[Saved data entries]

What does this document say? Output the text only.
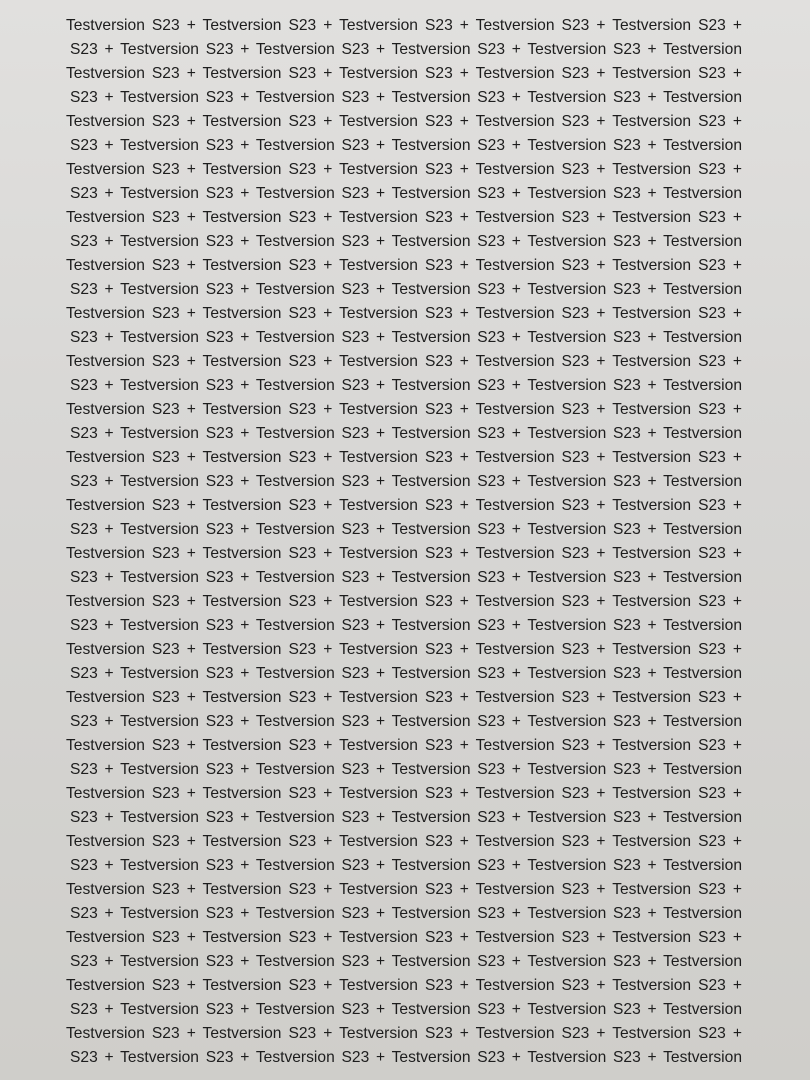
Testversion S23 + Testversion S23 + Testversion S23 + Testversion S23 + Testversion S23 +
S23 + Testversion S23 + Testversion S23 + Testversion S23 + Testversion S23 + Testversion
Testversion S23 + Testversion S23 + Testversion S23 + Testversion S23 + Testversion S23 +
S23 + Testversion S23 + Testversion S23 + Testversion S23 + Testversion S23 + Testversion
Testversion S23 + Testversion S23 + Testversion S23 + Testversion S23 + Testversion S23 +
S23 + Testversion S23 + Testversion S23 + Testversion S23 + Testversion S23 + Testversion
Testversion S23 + Testversion S23 + Testversion S23 + Testversion S23 + Testversion S23 +
S23 + Testversion S23 + Testversion S23 + Testversion S23 + Testversion S23 + Testversion
Testversion S23 + Testversion S23 + Testversion S23 + Testversion S23 + Testversion S23 +
S23 + Testversion S23 + Testversion S23 + Testversion S23 + Testversion S23 + Testversion
Testversion S23 + Testversion S23 + Testversion S23 + Testversion S23 + Testversion S23 +
S23 + Testversion S23 + Testversion S23 + Testversion S23 + Testversion S23 + Testversion
Testversion S23 + Testversion S23 + Testversion S23 + Testversion S23 + Testversion S23 +
S23 + Testversion S23 + Testversion S23 + Testversion S23 + Testversion S23 + Testversion
Testversion S23 + Testversion S23 + Testversion S23 + Testversion S23 + Testversion S23 +
S23 + Testversion S23 + Testversion S23 + Testversion S23 + Testversion S23 + Testversion
Testversion S23 + Testversion S23 + Testversion S23 + Testversion S23 + Testversion S23 +
S23 + Testversion S23 + Testversion S23 + Testversion S23 + Testversion S23 + Testversion
Testversion S23 + Testversion S23 + Testversion S23 + Testversion S23 + Testversion S23 +
S23 + Testversion S23 + Testversion S23 + Testversion S23 + Testversion S23 + Testversion
Testversion S23 + Testversion S23 + Testversion S23 + Testversion S23 + Testversion S23 +
S23 + Testversion S23 + Testversion S23 + Testversion S23 + Testversion S23 + Testversion
Testversion S23 + Testversion S23 + Testversion S23 + Testversion S23 + Testversion S23 +
S23 + Testversion S23 + Testversion S23 + Testversion S23 + Testversion S23 + Testversion
Testversion S23 + Testversion S23 + Testversion S23 + Testversion S23 + Testversion S23 +
S23 + Testversion S23 + Testversion S23 + Testversion S23 + Testversion S23 + Testversion
Testversion S23 + Testversion S23 + Testversion S23 + Testversion S23 + Testversion S23 +
S23 + Testversion S23 + Testversion S23 + Testversion S23 + Testversion S23 + Testversion
Testversion S23 + Testversion S23 + Testversion S23 + Testversion S23 + Testversion S23 +
S23 + Testversion S23 + Testversion S23 + Testversion S23 + Testversion S23 + Testversion
Testversion S23 + Testversion S23 + Testversion S23 + Testversion S23 + Testversion S23 +
S23 + Testversion S23 + Testversion S23 + Testversion S23 + Testversion S23 + Testversion
Testversion S23 + Testversion S23 + Testversion S23 + Testversion S23 + Testversion S23 +
S23 + Testversion S23 + Testversion S23 + Testversion S23 + Testversion S23 + Testversion
Testversion S23 + Testversion S23 + Testversion S23 + Testversion S23 + Testversion S23 +
S23 + Testversion S23 + Testversion S23 + Testversion S23 + Testversion S23 + Testversion
Testversion S23 + Testversion S23 + Testversion S23 + Testversion S23 + Testversion S23 +
S23 + Testversion S23 + Testversion S23 + Testversion S23 + Testversion S23 + Testversion
Testversion S23 + Testversion S23 + Testversion S23 + Testversion S23 + Testversion S23 +
S23 + Testversion S23 + Testversion S23 + Testversion S23 + Testversion S23 + Testversion
Testversion S23 + Testversion S23 + Testversion S23 + Testversion S23 + Testversion S23 +
S23 + Testversion S23 + Testversion S23 + Testversion S23 + Testversion S23 + Testversion
Testversion S23 + Testversion S23 + Testversion S23 + Testversion S23 + Testversion S23 +
S23 + Testversion S23 + Testversion S23 + Testversion S23 + Testversion S23 + Testversion
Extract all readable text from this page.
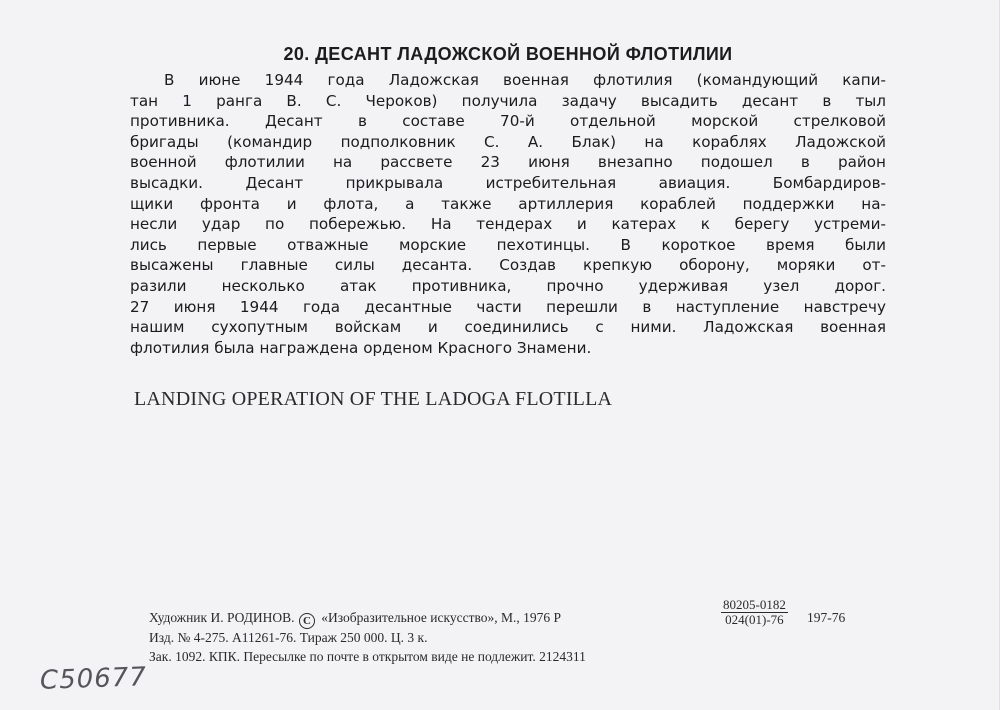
20. ДЕСАНТ ЛАДОЖСКОЙ ВОЕННОЙ ФЛОТИЛИИ
В июне 1944 года Ладожская военная флотилия (командующий капи-
тан 1 ранга В. С. Чероков) получила задачу высадить десант в тыл
противника. Десант в составе 70-й отдельной морской стрелковой
бригады (командир подполковник С. А. Блак) на кораблях Ладожской
военной флотилии на рассвете 23 июня внезапно подошел в район
высадки. Десант прикрывала истребительная авиация. Бомбардиров-
щики фронта и флота, а также артиллерия кораблей поддержки на-
несли удар по побережью. На тендерах и катерах к берегу устреми-
лись первые отважные морские пехотинцы. В короткое время были
высажены главные силы десанта. Создав крепкую оборону, моряки от-
разили несколько атак противника, прочно удерживая узел дорог.
27 июня 1944 года десантные части перешли в наступление навстречу
нашим сухопутным войскам и соединились с ними. Ладожская военная
флотилия была награждена орденом Красного Знамени.
LANDING OPERATION OF THE LADOGA FLOTILLA
Художник И. РОДИНОВ. C «Изобразительное искусство», М., 1976 Р	$\frac{80205-0182}{024(01)-76} 197-76$
Изд. № 4-275. А11261-76. Тираж 250 000. Ц. 3 к.
Зак. 1092. КПК. Пересылке по почте в открытом виде не подлежит. 2124311
C50677
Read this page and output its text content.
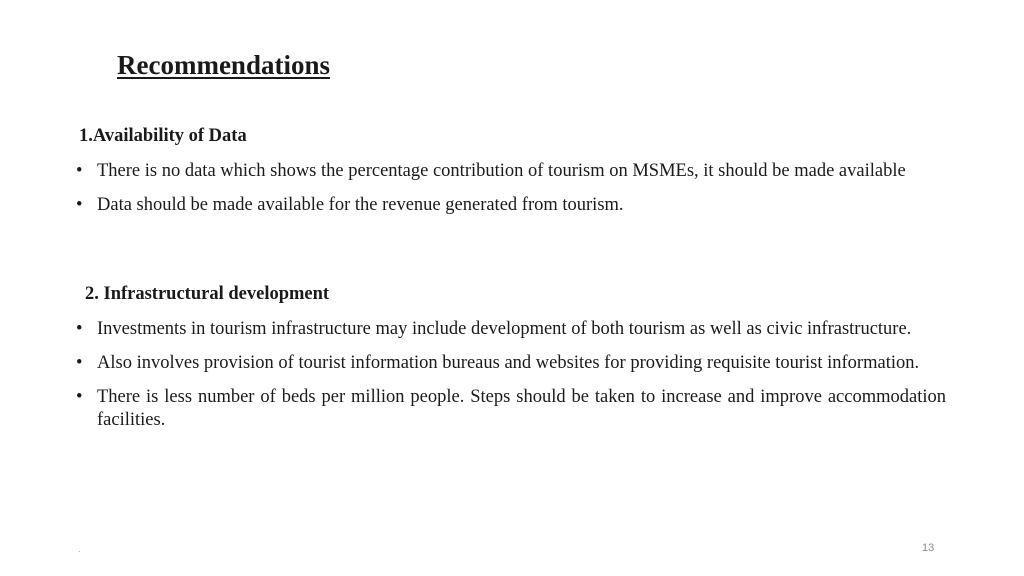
Recommendations
1.Availability of Data
• There is no data which shows the percentage contribution of tourism on MSMEs, it should be made available
• Data should be made available for the revenue generated from tourism.
2. Infrastructural development
• Investments in tourism infrastructure may include development of both tourism as well as civic infrastructure.
• Also involves provision of tourist information bureaus and websites for providing requisite tourist information.
• There is less number of beds per million people. Steps should be taken to increase and improve accommodation facilities.
.	13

• Work required
Identify and copy the lines holding the word "флотилия".

• Complete response
В июне 1944 года Ладожская военная флотилия (командующий капи-
флотилия была награждена орденом Красного Знамени.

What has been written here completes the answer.